DOCUMENT TEXT:
This is a transcript from a speech given by Silviu Rogobete at the State of Europe Forum 2019 in Bucharest.

Whether they are willing or not, accepting it or not, the artists reflect their own worldviews. Even if there is a trend in saying that ‘my only worldview is that I have no worldview’, even this is in itself a worldview. 

Propaganda is part of our life. We all promote ourselves and, up to a certain point, it is a healthy reality because we want to project things about ourselves, about our creations, about who we are and we make propaganda for that. We all have Instagram, Facebook and so on. Selfies are very popular. That is propaganda, which in a sense, is self-promotion. 

However, the stronger your narrative, or conception, is about life, the more dangerous it becomes. When I say dangerous, I mean that it can be very positive or very negative. This is valid all over the spectrum, from the individual to social entities. A worldview can be reflected in ways that can attract others into the story, into the narrative, or then it can reject others. We can have an inclusive or a very exclusive narrative, about ourselves, about our group or our political party. An extremely difficult fine tuning has to take place and it is a strong battle with ourselves.

WORK TO DO:
[1] How would you render the sentence "Propaganda is part of our life." from the speech transcript in French?
[2] Write out every line of the entries from the one containing "share-icon: [543, 769, 575, 801]" down to the one containing "more-options-icon[interactable]: [658, 626, 676, 652]", both included, character for character.

DATA:
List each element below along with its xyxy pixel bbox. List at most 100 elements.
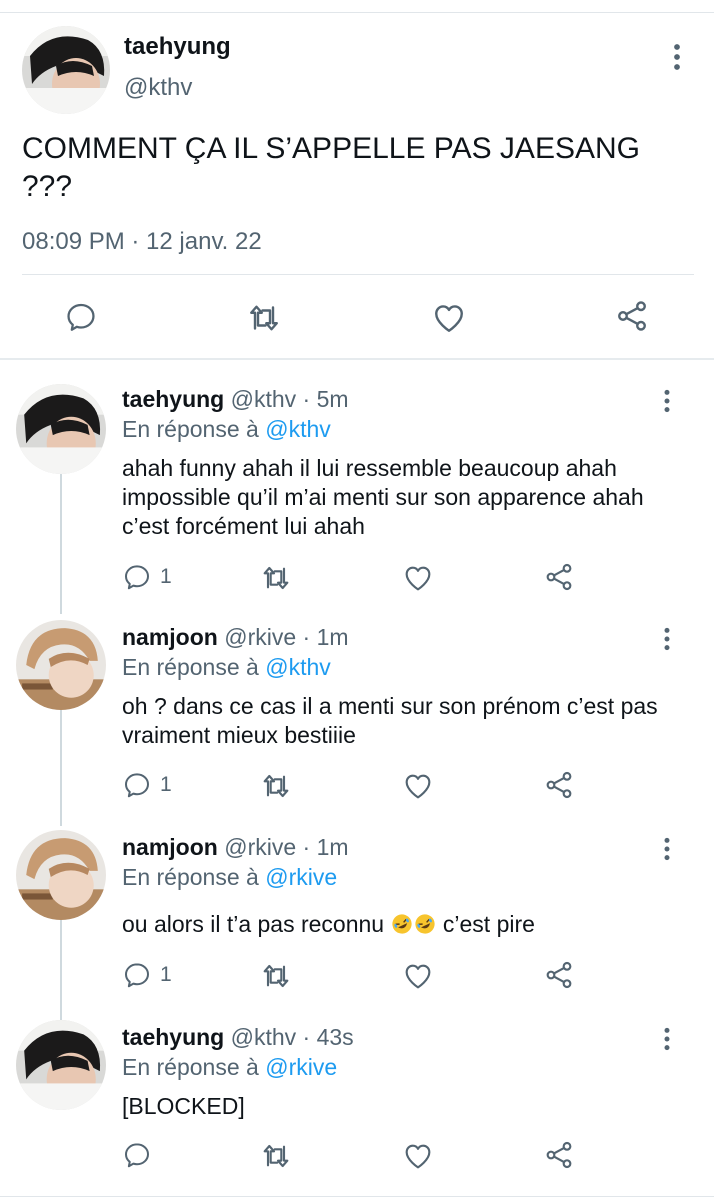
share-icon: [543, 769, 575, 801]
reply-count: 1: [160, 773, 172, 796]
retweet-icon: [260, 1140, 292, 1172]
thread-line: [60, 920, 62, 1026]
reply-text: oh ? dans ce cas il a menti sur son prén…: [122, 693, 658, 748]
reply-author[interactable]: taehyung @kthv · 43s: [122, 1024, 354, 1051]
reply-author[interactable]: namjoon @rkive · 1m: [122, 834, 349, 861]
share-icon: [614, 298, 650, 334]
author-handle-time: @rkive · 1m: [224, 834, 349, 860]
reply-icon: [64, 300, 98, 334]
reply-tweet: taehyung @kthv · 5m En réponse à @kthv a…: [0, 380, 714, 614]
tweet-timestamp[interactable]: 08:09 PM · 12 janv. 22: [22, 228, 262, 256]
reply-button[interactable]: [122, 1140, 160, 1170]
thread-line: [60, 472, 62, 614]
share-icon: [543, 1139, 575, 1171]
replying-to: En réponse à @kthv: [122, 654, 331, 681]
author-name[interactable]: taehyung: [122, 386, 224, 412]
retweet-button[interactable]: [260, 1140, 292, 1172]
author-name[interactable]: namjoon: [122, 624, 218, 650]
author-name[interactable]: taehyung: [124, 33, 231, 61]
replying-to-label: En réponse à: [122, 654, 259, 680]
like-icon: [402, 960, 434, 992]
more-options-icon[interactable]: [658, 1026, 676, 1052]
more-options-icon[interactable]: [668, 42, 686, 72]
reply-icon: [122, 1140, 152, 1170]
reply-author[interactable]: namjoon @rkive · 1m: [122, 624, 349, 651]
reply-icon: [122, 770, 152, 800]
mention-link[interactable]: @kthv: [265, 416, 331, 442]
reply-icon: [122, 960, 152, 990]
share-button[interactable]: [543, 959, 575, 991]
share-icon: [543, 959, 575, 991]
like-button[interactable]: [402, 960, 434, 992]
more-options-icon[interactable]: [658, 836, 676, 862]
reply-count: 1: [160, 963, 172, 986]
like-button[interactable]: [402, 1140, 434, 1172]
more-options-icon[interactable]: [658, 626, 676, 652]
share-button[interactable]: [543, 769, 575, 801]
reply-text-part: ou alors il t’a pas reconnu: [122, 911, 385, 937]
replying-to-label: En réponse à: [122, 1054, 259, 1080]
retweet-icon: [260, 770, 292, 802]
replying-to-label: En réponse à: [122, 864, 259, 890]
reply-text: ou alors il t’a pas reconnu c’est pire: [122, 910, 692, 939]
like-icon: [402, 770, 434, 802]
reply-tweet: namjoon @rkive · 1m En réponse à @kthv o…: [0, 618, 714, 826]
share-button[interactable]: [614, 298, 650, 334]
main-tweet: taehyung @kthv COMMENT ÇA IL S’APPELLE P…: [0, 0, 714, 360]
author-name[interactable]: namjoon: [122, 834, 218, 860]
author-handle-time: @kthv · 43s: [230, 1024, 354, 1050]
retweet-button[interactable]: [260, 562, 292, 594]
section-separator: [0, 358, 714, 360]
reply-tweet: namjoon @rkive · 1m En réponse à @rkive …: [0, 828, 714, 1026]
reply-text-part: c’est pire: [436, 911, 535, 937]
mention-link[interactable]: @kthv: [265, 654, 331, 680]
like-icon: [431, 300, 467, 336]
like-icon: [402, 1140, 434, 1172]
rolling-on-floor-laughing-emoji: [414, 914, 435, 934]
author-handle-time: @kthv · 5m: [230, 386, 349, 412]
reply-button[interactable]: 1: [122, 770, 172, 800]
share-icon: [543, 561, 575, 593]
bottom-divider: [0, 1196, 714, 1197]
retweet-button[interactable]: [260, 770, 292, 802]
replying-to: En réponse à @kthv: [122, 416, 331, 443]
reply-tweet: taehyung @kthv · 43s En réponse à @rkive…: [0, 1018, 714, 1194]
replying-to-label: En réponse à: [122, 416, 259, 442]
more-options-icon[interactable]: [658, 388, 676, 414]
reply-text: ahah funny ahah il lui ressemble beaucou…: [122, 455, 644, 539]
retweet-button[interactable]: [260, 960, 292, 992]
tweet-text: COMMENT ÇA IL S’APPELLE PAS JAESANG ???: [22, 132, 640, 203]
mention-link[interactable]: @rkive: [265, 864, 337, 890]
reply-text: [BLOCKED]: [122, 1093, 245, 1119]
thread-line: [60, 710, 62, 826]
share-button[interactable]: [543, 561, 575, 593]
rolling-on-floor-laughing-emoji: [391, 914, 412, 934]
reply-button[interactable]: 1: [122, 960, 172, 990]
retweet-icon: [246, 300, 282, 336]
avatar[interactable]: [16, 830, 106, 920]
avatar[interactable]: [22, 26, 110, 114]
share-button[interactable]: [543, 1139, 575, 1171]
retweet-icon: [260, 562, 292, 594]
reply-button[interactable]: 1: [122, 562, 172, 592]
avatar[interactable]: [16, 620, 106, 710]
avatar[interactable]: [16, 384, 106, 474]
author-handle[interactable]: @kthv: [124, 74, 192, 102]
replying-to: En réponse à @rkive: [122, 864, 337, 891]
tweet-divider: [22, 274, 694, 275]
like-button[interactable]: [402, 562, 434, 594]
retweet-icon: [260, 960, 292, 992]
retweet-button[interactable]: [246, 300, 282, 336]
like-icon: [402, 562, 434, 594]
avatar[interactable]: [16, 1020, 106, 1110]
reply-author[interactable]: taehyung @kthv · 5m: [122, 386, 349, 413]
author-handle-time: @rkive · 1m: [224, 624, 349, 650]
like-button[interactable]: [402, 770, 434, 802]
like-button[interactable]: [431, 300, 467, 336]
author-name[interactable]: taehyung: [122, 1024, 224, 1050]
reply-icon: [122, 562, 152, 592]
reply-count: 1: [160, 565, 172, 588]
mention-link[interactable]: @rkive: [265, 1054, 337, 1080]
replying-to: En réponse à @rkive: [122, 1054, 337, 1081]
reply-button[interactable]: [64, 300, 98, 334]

RESPONSES BY TASK:
[1] La propagande fait partie de notre vie.

[2]
share-icon: [543, 769, 575, 801]
reply-count: 1: [160, 773, 172, 796]
retweet-icon: [260, 1140, 292, 1172]
thread-line: [60, 920, 62, 1026]
reply-text: oh ? dans ce cas il a menti sur son prén…: [122, 693, 658, 748]
reply-author[interactable]: taehyung @kthv · 43s: [122, 1024, 354, 1051]
reply-author[interactable]: namjoon @rkive · 1m: [122, 834, 349, 861]
share-icon: [614, 298, 650, 334]
author-handle-time: @rkive · 1m: [224, 834, 349, 860]
reply-icon: [64, 300, 98, 334]
reply-tweet: taehyung @kthv · 5m En réponse à @kthv a…: [0, 380, 714, 614]
tweet-timestamp[interactable]: 08:09 PM · 12 janv. 22: [22, 228, 262, 256]
reply-button[interactable]: [122, 1140, 160, 1170]
thread-line: [60, 472, 62, 614]
share-icon: [543, 1139, 575, 1171]
replying-to: En réponse à @kthv: [122, 654, 331, 681]
author-name[interactable]: taehyung: [122, 386, 224, 412]
retweet-button[interactable]: [260, 1140, 292, 1172]
author-name[interactable]: namjoon: [122, 624, 218, 650]
author-name[interactable]: taehyung: [124, 33, 231, 61]
replying-to-label: En réponse à: [122, 654, 259, 680]
like-icon: [402, 960, 434, 992]
more-options-icon[interactable]: [658, 1026, 676, 1052]
more-options-icon[interactable]: [668, 42, 686, 72]
reply-icon: [122, 1140, 152, 1170]
reply-author[interactable]: namjoon @rkive · 1m: [122, 624, 349, 651]
reply-icon: [122, 770, 152, 800]
mention-link[interactable]: @kthv: [265, 416, 331, 442]
reply-icon: [122, 960, 152, 990]
share-button[interactable]: [543, 959, 575, 991]
share-icon: [543, 959, 575, 991]
like-button[interactable]: [402, 960, 434, 992]
more-options-icon[interactable]: [658, 836, 676, 862]
reply-count: 1: [160, 963, 172, 986]
like-button[interactable]: [402, 1140, 434, 1172]
more-options-icon[interactable]: [658, 626, 676, 652]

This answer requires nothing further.